> **Job**
Identify the lines that contain the word "this", then copy them.

> **Information provided**
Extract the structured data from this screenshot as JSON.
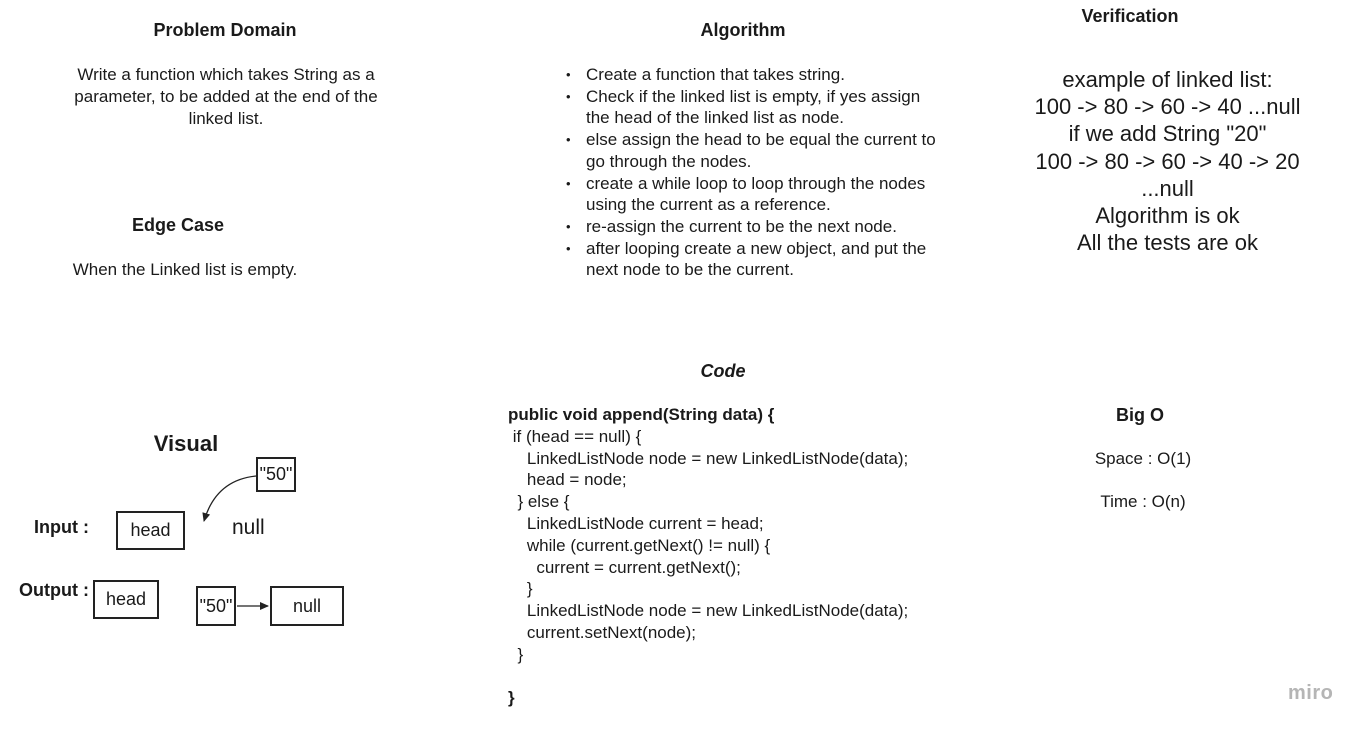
{
  "problem_domain": {
    "title": "Problem Domain",
    "text": "Write a function which takes String as a parameter, to be added at the end of the linked list."
  },
  "edge_case": {
    "title": "Edge Case",
    "text": "When the Linked list is empty."
  },
  "algorithm": {
    "title": "Algorithm",
    "steps": [
      "Create a function that takes string.",
      "Check if the linked list is empty, if yes assign the head of the linked list as node.",
      "else assign the head to be equal the current to go through the nodes.",
      "create a while loop to loop through the nodes using the current as a reference.",
      "re-assign the current to be the next node.",
      "after looping create a  new object, and put the next node to be the current."
    ]
  },
  "verification": {
    "title": "Verification",
    "lines": [
      "example of linked list:",
      "100 -> 80 -> 60 -> 40 ...null",
      "if we add String \"20\"",
      "100 -> 80 -> 60 -> 40 -> 20",
      "...null",
      "Algorithm is ok",
      "All the tests are ok"
    ]
  },
  "code": {
    "title": "Code",
    "lines": [
      "public void append(String data) {",
      " if (head == null) {",
      "    LinkedListNode node = new LinkedListNode(data);",
      "    head = node;",
      "  } else {",
      "    LinkedListNode current = head;",
      "    while (current.getNext() != null) {",
      "      current = current.getNext();",
      "    }",
      "    LinkedListNode node = new LinkedListNode(data);",
      "    current.setNext(node);",
      "  }",
      "",
      "}"
    ]
  },
  "big_o": {
    "title": "Big O",
    "space": "Space : O(1)",
    "time": "Time : O(n)"
  },
  "visual": {
    "title": "Visual",
    "input_label": "Input :",
    "output_label": "Output :",
    "input_head": "head",
    "input_value": "\"50\"",
    "input_null": "null",
    "output_head": "head",
    "output_value": "\"50\"",
    "output_null": "null"
  },
  "watermark": "miro",
  "colors": {
    "text": "#1a1a1a",
    "box_border": "#222222",
    "watermark": "#b5b5b5"
  }
}
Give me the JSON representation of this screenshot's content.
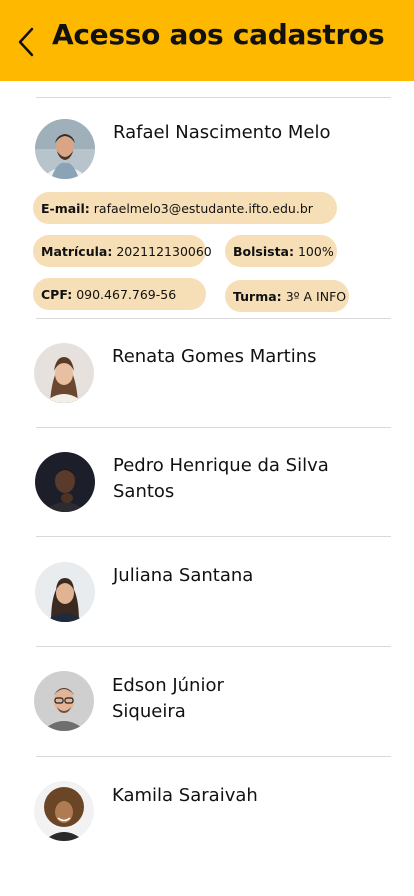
{
  "header": {
    "title": "Acesso aos cadastros",
    "back_icon": "chevron-left-icon",
    "background": "#FFB800"
  },
  "expanded": {
    "name": "Rafael Nascimento Melo",
    "email_label": "E-mail:",
    "email_value": "rafaelmelo3@estudante.ifto.edu.br",
    "matricula_label": "Matrícula:",
    "matricula_value": "202112130060",
    "bolsista_label": "Bolsista:",
    "bolsista_value": "100%",
    "cpf_label": "CPF:",
    "cpf_value": "090.467.769-56",
    "turma_label": "Turma:",
    "turma_value": "3º A INFO",
    "chip_color": "#F6DFB6"
  },
  "students": [
    {
      "name": "Renata Gomes Martins"
    },
    {
      "name": "Pedro Henrique da Silva Santos"
    },
    {
      "name": "Juliana Santana"
    },
    {
      "name": "Edson Júnior Siqueira"
    },
    {
      "name": "Kamila Saraivah"
    }
  ]
}
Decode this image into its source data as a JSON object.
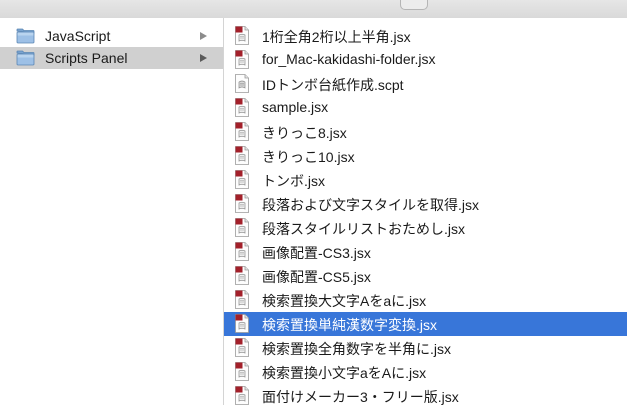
{
  "folders": [
    {
      "label": "JavaScript",
      "icon": "folder-icon",
      "state": "normal"
    },
    {
      "label": "Scripts Panel",
      "icon": "folder-icon",
      "state": "selected-inactive"
    }
  ],
  "files": [
    {
      "label": "1桁全角2桁以上半角.jsx",
      "icon": "jsx-script-icon"
    },
    {
      "label": "for_Mac-kakidashi-folder.jsx",
      "icon": "jsx-script-icon"
    },
    {
      "label": "IDトンボ台紙作成.scpt",
      "icon": "applescript-icon"
    },
    {
      "label": "sample.jsx",
      "icon": "jsx-script-icon"
    },
    {
      "label": "きりっこ8.jsx",
      "icon": "jsx-script-icon"
    },
    {
      "label": "きりっこ10.jsx",
      "icon": "jsx-script-icon"
    },
    {
      "label": "トンボ.jsx",
      "icon": "jsx-script-icon"
    },
    {
      "label": "段落および文字スタイルを取得.jsx",
      "icon": "jsx-script-icon"
    },
    {
      "label": "段落スタイルリストおためし.jsx",
      "icon": "jsx-script-icon"
    },
    {
      "label": "画像配置-CS3.jsx",
      "icon": "jsx-script-icon"
    },
    {
      "label": "画像配置-CS5.jsx",
      "icon": "jsx-script-icon"
    },
    {
      "label": "検索置換大文字Aをaに.jsx",
      "icon": "jsx-script-icon"
    },
    {
      "label": "検索置換単純漢数字変換.jsx",
      "icon": "jsx-script-icon",
      "selected": true
    },
    {
      "label": "検索置換全角数字を半角に.jsx",
      "icon": "jsx-script-icon"
    },
    {
      "label": "検索置換小文字aをAに.jsx",
      "icon": "jsx-script-icon"
    },
    {
      "label": "面付けメーカー3・フリー版.jsx",
      "icon": "jsx-script-icon"
    }
  ],
  "colors": {
    "selection_active": "#3876d9",
    "selection_inactive": "#d0d0d0",
    "folder_blue": "#8fb4da",
    "script_red": "#a3202a"
  }
}
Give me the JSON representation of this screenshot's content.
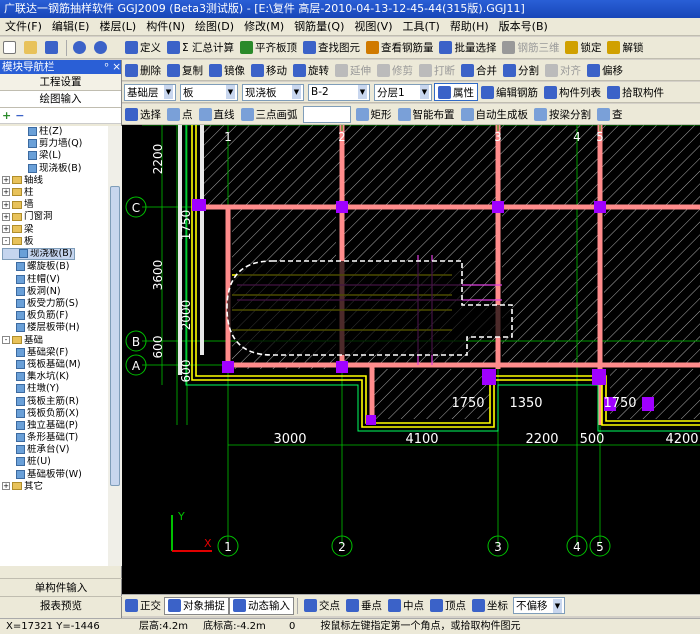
{
  "window": {
    "title": "广联达一钢筋抽样软件 GGJ2009 (Beta3测试版) - [E:\\复件 高层-2010-04-13-12-45-44(315版).GGJ11]"
  },
  "menu": [
    "文件(F)",
    "编辑(E)",
    "楼层(L)",
    "构件(N)",
    "绘图(D)",
    "修改(M)",
    "钢筋量(Q)",
    "视图(V)",
    "工具(T)",
    "帮助(H)",
    "版本号(B)"
  ],
  "toolbar1": [
    "定义",
    "Σ 汇总计算",
    "平齐板顶",
    "查找图元",
    "查看钢筋量",
    "批量选择",
    "钢筋三维",
    "锁定",
    "解锁"
  ],
  "toolbar2": [
    "删除",
    "复制",
    "镜像",
    "移动",
    "旋转",
    "延伸",
    "修剪",
    "打断",
    "合并",
    "分割",
    "对齐",
    "偏移"
  ],
  "selectors": {
    "floor": "基础层",
    "category": "板",
    "type": "现浇板",
    "name": "B-2",
    "layer": "分层1"
  },
  "toolbar3_btns": [
    "属性",
    "编辑钢筋",
    "构件列表",
    "拾取构件"
  ],
  "draw_toolbar": [
    "选择",
    "点",
    "直线",
    "三点画弧",
    "矩形",
    "智能布置",
    "自动生成板",
    "按梁分割",
    "查"
  ],
  "nav": {
    "title": "模块导航栏",
    "pin": "ᵒ ×",
    "btn1": "工程设置",
    "btn2": "绘图输入",
    "btn3": "单构件输入",
    "btn4": "报表预览"
  },
  "tree": [
    {
      "label": "柱(Z)",
      "level": 2,
      "kind": "leaf"
    },
    {
      "label": "剪力墙(Q)",
      "level": 2,
      "kind": "leaf"
    },
    {
      "label": "梁(L)",
      "level": 2,
      "kind": "leaf"
    },
    {
      "label": "现浇板(B)",
      "level": 2,
      "kind": "leaf"
    },
    {
      "label": "轴线",
      "level": 0,
      "kind": "folder",
      "toggle": "+"
    },
    {
      "label": "柱",
      "level": 0,
      "kind": "folder",
      "toggle": "+"
    },
    {
      "label": "墙",
      "level": 0,
      "kind": "folder",
      "toggle": "+"
    },
    {
      "label": "门窗洞",
      "level": 0,
      "kind": "folder",
      "toggle": "+"
    },
    {
      "label": "梁",
      "level": 0,
      "kind": "folder",
      "toggle": "+"
    },
    {
      "label": "板",
      "level": 0,
      "kind": "folder",
      "toggle": "-"
    },
    {
      "label": "现浇板(B)",
      "level": 1,
      "kind": "leaf",
      "selected": true
    },
    {
      "label": "螺旋板(B)",
      "level": 1,
      "kind": "leaf"
    },
    {
      "label": "柱帽(V)",
      "level": 1,
      "kind": "leaf"
    },
    {
      "label": "板洞(N)",
      "level": 1,
      "kind": "leaf"
    },
    {
      "label": "板受力筋(S)",
      "level": 1,
      "kind": "leaf"
    },
    {
      "label": "板负筋(F)",
      "level": 1,
      "kind": "leaf"
    },
    {
      "label": "楼层板带(H)",
      "level": 1,
      "kind": "leaf"
    },
    {
      "label": "基础",
      "level": 0,
      "kind": "folder",
      "toggle": "-"
    },
    {
      "label": "基础梁(F)",
      "level": 1,
      "kind": "leaf"
    },
    {
      "label": "筏板基础(M)",
      "level": 1,
      "kind": "leaf"
    },
    {
      "label": "集水坑(K)",
      "level": 1,
      "kind": "leaf"
    },
    {
      "label": "柱墩(Y)",
      "level": 1,
      "kind": "leaf"
    },
    {
      "label": "筏板主筋(R)",
      "level": 1,
      "kind": "leaf"
    },
    {
      "label": "筏板负筋(X)",
      "level": 1,
      "kind": "leaf"
    },
    {
      "label": "独立基础(P)",
      "level": 1,
      "kind": "leaf"
    },
    {
      "label": "条形基础(T)",
      "level": 1,
      "kind": "leaf"
    },
    {
      "label": "桩承台(V)",
      "level": 1,
      "kind": "leaf"
    },
    {
      "label": "桩(U)",
      "level": 1,
      "kind": "leaf"
    },
    {
      "label": "基础板带(W)",
      "level": 1,
      "kind": "leaf"
    },
    {
      "label": "其它",
      "level": 0,
      "kind": "folder",
      "toggle": "+"
    }
  ],
  "status_buttons": [
    "正交",
    "对象捕捉",
    "动态输入",
    "交点",
    "垂点",
    "中点",
    "顶点",
    "坐标",
    "不偏移"
  ],
  "coordbar": {
    "coords": "X=17321 Y=-1446",
    "floor_height": "层高:4.2m",
    "bottom_elev": "底标高:-4.2m",
    "zero": "0",
    "hint": "按鼠标左键指定第一个角点，或拾取构件图元"
  },
  "drawing": {
    "axis_labels_top": [
      "1",
      "2",
      "3",
      "4",
      "5"
    ],
    "axis_labels_bottom": [
      "1",
      "2",
      "3",
      "4",
      "5"
    ],
    "axis_labels_left": [
      "C",
      "B",
      "A"
    ],
    "dims_bottom": [
      "3000",
      "4100",
      "2200",
      "500",
      "4200"
    ],
    "dims_inner": [
      "1750",
      "1350",
      "1750"
    ],
    "dims_left": [
      "2200",
      "3600",
      "1750",
      "2000",
      "600",
      "600"
    ],
    "ucs_x": "X",
    "ucs_y": "Y"
  },
  "colors": {
    "beam": "#ff8080",
    "wall": "#ffffff",
    "slab_hatch": "#ffffff",
    "column": "#c000ff",
    "rebar": "#ffff00",
    "axis": "#00ff00",
    "dim": "#ffffff"
  }
}
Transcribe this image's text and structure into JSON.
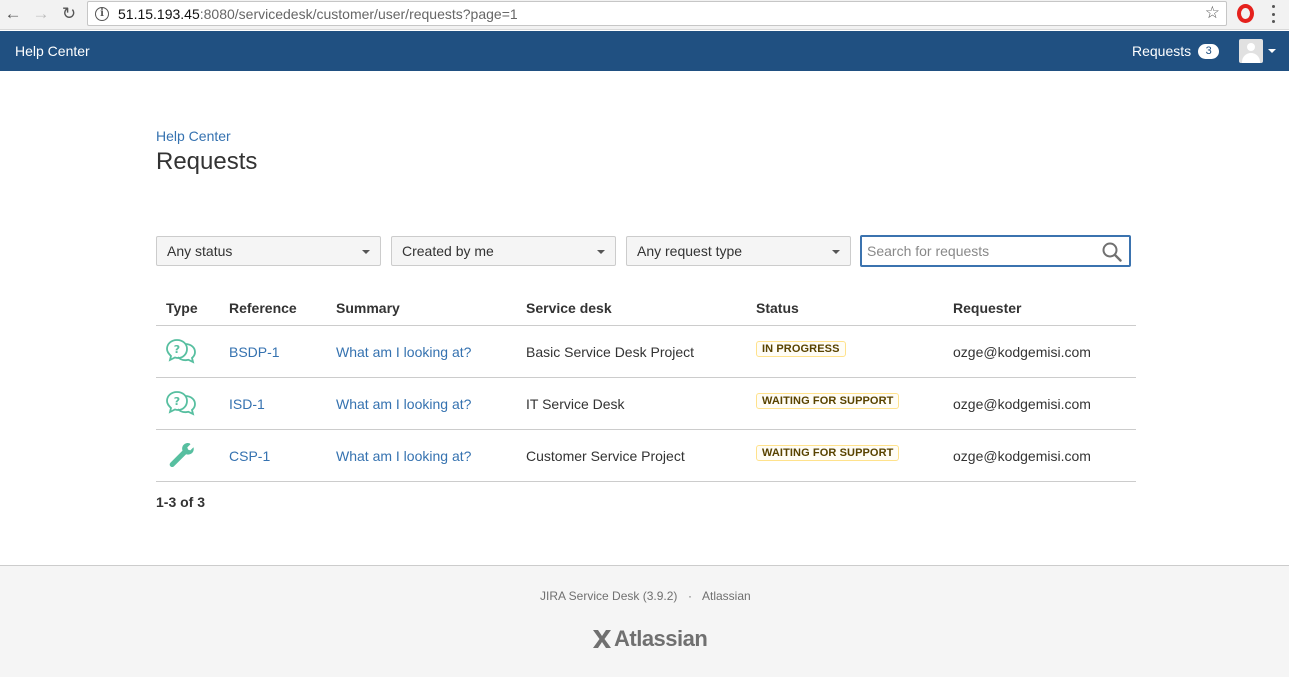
{
  "browser": {
    "url_host": "51.15.193.45",
    "url_rest": ":8080/servicedesk/customer/user/requests?page=1"
  },
  "header": {
    "title": "Help Center",
    "requests_label": "Requests",
    "requests_count": "3"
  },
  "breadcrumb": "Help Center",
  "page_title": "Requests",
  "filters": {
    "status": "Any status",
    "creator": "Created by me",
    "request_type": "Any request type",
    "search_placeholder": "Search for requests",
    "search_value": ""
  },
  "table": {
    "columns": [
      "Type",
      "Reference",
      "Summary",
      "Service desk",
      "Status",
      "Requester"
    ],
    "rows": [
      {
        "type_icon": "question-bubble-icon",
        "reference": "BSDP-1",
        "summary": "What am I looking at?",
        "service_desk": "Basic Service Desk Project",
        "status": "IN PROGRESS",
        "requester": "ozge@kodgemisi.com"
      },
      {
        "type_icon": "question-bubble-icon",
        "reference": "ISD-1",
        "summary": "What am I looking at?",
        "service_desk": "IT Service Desk",
        "status": "WAITING FOR SUPPORT",
        "requester": "ozge@kodgemisi.com"
      },
      {
        "type_icon": "wrench-icon",
        "reference": "CSP-1",
        "summary": "What am I looking at?",
        "service_desk": "Customer Service Project",
        "status": "WAITING FOR SUPPORT",
        "requester": "ozge@kodgemisi.com"
      }
    ]
  },
  "pagination": "1-3 of 3",
  "footer": {
    "product": "JIRA Service Desk (3.9.2)",
    "separator": "·",
    "company_link": "Atlassian",
    "logo_text": "Atlassian"
  },
  "colors": {
    "header_bg": "#205081",
    "link": "#3572b0",
    "icon_teal": "#57bfa0",
    "lozenge_border": "#ffe28c",
    "lozenge_text": "#594300"
  }
}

> **Task output**
Extract the structured data from this screenshot as JSON.
Give me the JSON representation of this screenshot's content.
Decode this image into its source data as a JSON object.
Give me the JSON representation of this screenshot's content.
Transcribe this image's text and structure into JSON.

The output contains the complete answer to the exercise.